== Task inputs ==

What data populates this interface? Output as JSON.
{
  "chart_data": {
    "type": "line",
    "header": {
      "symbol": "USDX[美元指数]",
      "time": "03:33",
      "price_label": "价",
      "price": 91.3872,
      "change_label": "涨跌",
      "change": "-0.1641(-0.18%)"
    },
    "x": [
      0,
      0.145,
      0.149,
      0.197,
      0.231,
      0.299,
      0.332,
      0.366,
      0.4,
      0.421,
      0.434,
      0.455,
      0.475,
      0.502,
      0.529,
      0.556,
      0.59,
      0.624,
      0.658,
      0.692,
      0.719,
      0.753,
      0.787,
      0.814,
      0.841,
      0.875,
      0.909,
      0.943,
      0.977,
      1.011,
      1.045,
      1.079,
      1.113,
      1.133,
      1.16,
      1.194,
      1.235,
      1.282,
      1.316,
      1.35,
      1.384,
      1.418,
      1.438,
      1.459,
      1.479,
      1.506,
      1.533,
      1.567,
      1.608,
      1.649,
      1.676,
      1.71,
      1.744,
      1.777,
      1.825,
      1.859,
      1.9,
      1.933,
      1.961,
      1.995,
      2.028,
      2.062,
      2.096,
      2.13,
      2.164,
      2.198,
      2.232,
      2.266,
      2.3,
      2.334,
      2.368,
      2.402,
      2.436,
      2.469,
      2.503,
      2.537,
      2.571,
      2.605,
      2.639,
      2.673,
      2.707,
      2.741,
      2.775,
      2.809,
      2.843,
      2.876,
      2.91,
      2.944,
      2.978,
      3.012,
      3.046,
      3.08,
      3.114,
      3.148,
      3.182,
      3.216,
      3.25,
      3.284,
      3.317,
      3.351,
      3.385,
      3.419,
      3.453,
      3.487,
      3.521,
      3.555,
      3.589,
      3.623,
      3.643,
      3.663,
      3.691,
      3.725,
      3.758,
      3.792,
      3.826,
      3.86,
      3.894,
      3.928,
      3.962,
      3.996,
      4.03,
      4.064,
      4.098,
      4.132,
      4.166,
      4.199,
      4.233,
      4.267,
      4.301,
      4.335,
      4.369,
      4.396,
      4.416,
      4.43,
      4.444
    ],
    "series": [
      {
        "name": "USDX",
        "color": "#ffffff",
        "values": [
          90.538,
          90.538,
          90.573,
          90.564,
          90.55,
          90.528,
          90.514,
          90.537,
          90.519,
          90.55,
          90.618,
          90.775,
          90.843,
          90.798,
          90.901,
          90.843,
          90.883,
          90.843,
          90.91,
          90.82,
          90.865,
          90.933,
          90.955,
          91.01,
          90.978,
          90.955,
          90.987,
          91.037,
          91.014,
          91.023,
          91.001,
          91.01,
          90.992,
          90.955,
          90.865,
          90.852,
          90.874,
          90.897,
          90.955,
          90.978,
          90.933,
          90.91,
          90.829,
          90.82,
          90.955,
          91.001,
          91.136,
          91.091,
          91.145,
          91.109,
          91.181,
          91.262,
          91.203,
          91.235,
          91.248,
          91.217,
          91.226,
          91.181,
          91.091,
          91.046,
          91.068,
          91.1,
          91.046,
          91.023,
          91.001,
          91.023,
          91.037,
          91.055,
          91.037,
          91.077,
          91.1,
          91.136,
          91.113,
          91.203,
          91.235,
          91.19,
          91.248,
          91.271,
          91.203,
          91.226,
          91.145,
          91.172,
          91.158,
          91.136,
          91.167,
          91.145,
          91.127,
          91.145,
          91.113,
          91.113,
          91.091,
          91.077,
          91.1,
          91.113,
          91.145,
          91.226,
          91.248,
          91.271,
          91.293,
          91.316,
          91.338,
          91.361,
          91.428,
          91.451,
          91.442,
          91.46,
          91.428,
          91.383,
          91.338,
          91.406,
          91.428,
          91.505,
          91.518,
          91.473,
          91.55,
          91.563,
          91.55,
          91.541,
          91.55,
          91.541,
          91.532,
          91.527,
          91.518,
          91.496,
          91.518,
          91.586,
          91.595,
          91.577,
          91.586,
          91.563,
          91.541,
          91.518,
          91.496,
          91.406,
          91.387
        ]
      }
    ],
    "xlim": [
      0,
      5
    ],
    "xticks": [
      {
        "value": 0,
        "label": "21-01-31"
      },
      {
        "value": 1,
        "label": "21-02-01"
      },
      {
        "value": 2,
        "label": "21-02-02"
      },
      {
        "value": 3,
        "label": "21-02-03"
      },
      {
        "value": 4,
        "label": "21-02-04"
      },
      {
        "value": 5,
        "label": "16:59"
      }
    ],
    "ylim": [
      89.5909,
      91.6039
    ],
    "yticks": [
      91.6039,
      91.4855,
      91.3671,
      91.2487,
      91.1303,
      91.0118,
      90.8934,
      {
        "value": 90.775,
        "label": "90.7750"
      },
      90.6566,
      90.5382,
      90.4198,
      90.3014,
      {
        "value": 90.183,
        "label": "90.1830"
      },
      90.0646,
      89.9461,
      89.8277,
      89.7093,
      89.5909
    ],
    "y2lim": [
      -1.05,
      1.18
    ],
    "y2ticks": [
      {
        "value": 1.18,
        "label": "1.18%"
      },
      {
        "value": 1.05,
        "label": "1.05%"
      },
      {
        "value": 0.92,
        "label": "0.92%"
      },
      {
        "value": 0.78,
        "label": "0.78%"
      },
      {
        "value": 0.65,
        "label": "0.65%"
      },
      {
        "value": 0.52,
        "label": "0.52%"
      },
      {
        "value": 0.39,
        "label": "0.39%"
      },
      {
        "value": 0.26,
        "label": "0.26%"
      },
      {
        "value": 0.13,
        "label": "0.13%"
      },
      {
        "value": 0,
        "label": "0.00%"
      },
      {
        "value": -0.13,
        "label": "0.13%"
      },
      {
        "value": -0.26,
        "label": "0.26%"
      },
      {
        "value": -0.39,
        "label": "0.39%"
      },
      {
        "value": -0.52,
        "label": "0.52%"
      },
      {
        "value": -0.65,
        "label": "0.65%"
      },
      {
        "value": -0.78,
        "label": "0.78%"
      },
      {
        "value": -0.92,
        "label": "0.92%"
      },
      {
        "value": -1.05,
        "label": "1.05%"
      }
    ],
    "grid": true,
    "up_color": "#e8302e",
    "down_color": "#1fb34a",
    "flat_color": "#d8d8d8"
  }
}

===

◆ What you need to do: Restate the data above word for word.

◆ Solution to this problem:
What data populates this interface? Output as JSON.
{
  "chart_data": {
    "type": "line",
    "header": {
      "symbol": "USDX[美元指数]",
      "time": "03:33",
      "price_label": "价",
      "price": 91.3872,
      "change_label": "涨跌",
      "change": "-0.1641(-0.18%)"
    },
    "x": [
      0,
      0.145,
      0.149,
      0.197,
      0.231,
      0.299,
      0.332,
      0.366,
      0.4,
      0.421,
      0.434,
      0.455,
      0.475,
      0.502,
      0.529,
      0.556,
      0.59,
      0.624,
      0.658,
      0.692,
      0.719,
      0.753,
      0.787,
      0.814,
      0.841,
      0.875,
      0.909,
      0.943,
      0.977,
      1.011,
      1.045,
      1.079,
      1.113,
      1.133,
      1.16,
      1.194,
      1.235,
      1.282,
      1.316,
      1.35,
      1.384,
      1.418,
      1.438,
      1.459,
      1.479,
      1.506,
      1.533,
      1.567,
      1.608,
      1.649,
      1.676,
      1.71,
      1.744,
      1.777,
      1.825,
      1.859,
      1.9,
      1.933,
      1.961,
      1.995,
      2.028,
      2.062,
      2.096,
      2.13,
      2.164,
      2.198,
      2.232,
      2.266,
      2.3,
      2.334,
      2.368,
      2.402,
      2.436,
      2.469,
      2.503,
      2.537,
      2.571,
      2.605,
      2.639,
      2.673,
      2.707,
      2.741,
      2.775,
      2.809,
      2.843,
      2.876,
      2.91,
      2.944,
      2.978,
      3.012,
      3.046,
      3.08,
      3.114,
      3.148,
      3.182,
      3.216,
      3.25,
      3.284,
      3.317,
      3.351,
      3.385,
      3.419,
      3.453,
      3.487,
      3.521,
      3.555,
      3.589,
      3.623,
      3.643,
      3.663,
      3.691,
      3.725,
      3.758,
      3.792,
      3.826,
      3.86,
      3.894,
      3.928,
      3.962,
      3.996,
      4.03,
      4.064,
      4.098,
      4.132,
      4.166,
      4.199,
      4.233,
      4.267,
      4.301,
      4.335,
      4.369,
      4.396,
      4.416,
      4.43,
      4.444
    ],
    "series": [
      {
        "name": "USDX",
        "color": "#ffffff",
        "values": [
          90.538,
          90.538,
          90.573,
          90.564,
          90.55,
          90.528,
          90.514,
          90.537,
          90.519,
          90.55,
          90.618,
          90.775,
          90.843,
          90.798,
          90.901,
          90.843,
          90.883,
          90.843,
          90.91,
          90.82,
          90.865,
          90.933,
          90.955,
          91.01,
          90.978,
          90.955,
          90.987,
          91.037,
          91.014,
          91.023,
          91.001,
          91.01,
          90.992,
          90.955,
          90.865,
          90.852,
          90.874,
          90.897,
          90.955,
          90.978,
          90.933,
          90.91,
          90.829,
          90.82,
          90.955,
          91.001,
          91.136,
          91.091,
          91.145,
          91.109,
          91.181,
          91.262,
          91.203,
          91.235,
          91.248,
          91.217,
          91.226,
          91.181,
          91.091,
          91.046,
          91.068,
          91.1,
          91.046,
          91.023,
          91.001,
          91.023,
          91.037,
          91.055,
          91.037,
          91.077,
          91.1,
          91.136,
          91.113,
          91.203,
          91.235,
          91.19,
          91.248,
          91.271,
          91.203,
          91.226,
          91.145,
          91.172,
          91.158,
          91.136,
          91.167,
          91.145,
          91.127,
          91.145,
          91.113,
          91.113,
          91.091,
          91.077,
          91.1,
          91.113,
          91.145,
          91.226,
          91.248,
          91.271,
          91.293,
          91.316,
          91.338,
          91.361,
          91.428,
          91.451,
          91.442,
          91.46,
          91.428,
          91.383,
          91.338,
          91.406,
          91.428,
          91.505,
          91.518,
          91.473,
          91.55,
          91.563,
          91.55,
          91.541,
          91.55,
          91.541,
          91.532,
          91.527,
          91.518,
          91.496,
          91.518,
          91.586,
          91.595,
          91.577,
          91.586,
          91.563,
          91.541,
          91.518,
          91.496,
          91.406,
          91.387
        ]
      }
    ],
    "xlim": [
      0,
      5
    ],
    "xticks": [
      {
        "value": 0,
        "label": "21-01-31"
      },
      {
        "value": 1,
        "label": "21-02-01"
      },
      {
        "value": 2,
        "label": "21-02-02"
      },
      {
        "value": 3,
        "label": "21-02-03"
      },
      {
        "value": 4,
        "label": "21-02-04"
      },
      {
        "value": 5,
        "label": "16:59"
      }
    ],
    "ylim": [
      89.5909,
      91.6039
    ],
    "yticks": [
      91.6039,
      91.4855,
      91.3671,
      91.2487,
      91.1303,
      91.0118,
      90.8934,
      {
        "value": 90.775,
        "label": "90.7750"
      },
      90.6566,
      90.5382,
      90.4198,
      90.3014,
      {
        "value": 90.183,
        "label": "90.1830"
      },
      90.0646,
      89.9461,
      89.8277,
      89.7093,
      89.5909
    ],
    "y2lim": [
      -1.05,
      1.18
    ],
    "y2ticks": [
      {
        "value": 1.18,
        "label": "1.18%"
      },
      {
        "value": 1.05,
        "label": "1.05%"
      },
      {
        "value": 0.92,
        "label": "0.92%"
      },
      {
        "value": 0.78,
        "label": "0.78%"
      },
      {
        "value": 0.65,
        "label": "0.65%"
      },
      {
        "value": 0.52,
        "label": "0.52%"
      },
      {
        "value": 0.39,
        "label": "0.39%"
      },
      {
        "value": 0.26,
        "label": "0.26%"
      },
      {
        "value": 0.13,
        "label": "0.13%"
      },
      {
        "value": 0,
        "label": "0.00%"
      },
      {
        "value": -0.13,
        "label": "0.13%"
      },
      {
        "value": -0.26,
        "label": "0.26%"
      },
      {
        "value": -0.39,
        "label": "0.39%"
      },
      {
        "value": -0.52,
        "label": "0.52%"
      },
      {
        "value": -0.65,
        "label": "0.65%"
      },
      {
        "value": -0.78,
        "label": "0.78%"
      },
      {
        "value": -0.92,
        "label": "0.92%"
      },
      {
        "value": -1.05,
        "label": "1.05%"
      }
    ],
    "grid": true,
    "up_color": "#e8302e",
    "down_color": "#1fb34a",
    "flat_color": "#d8d8d8"
  }
}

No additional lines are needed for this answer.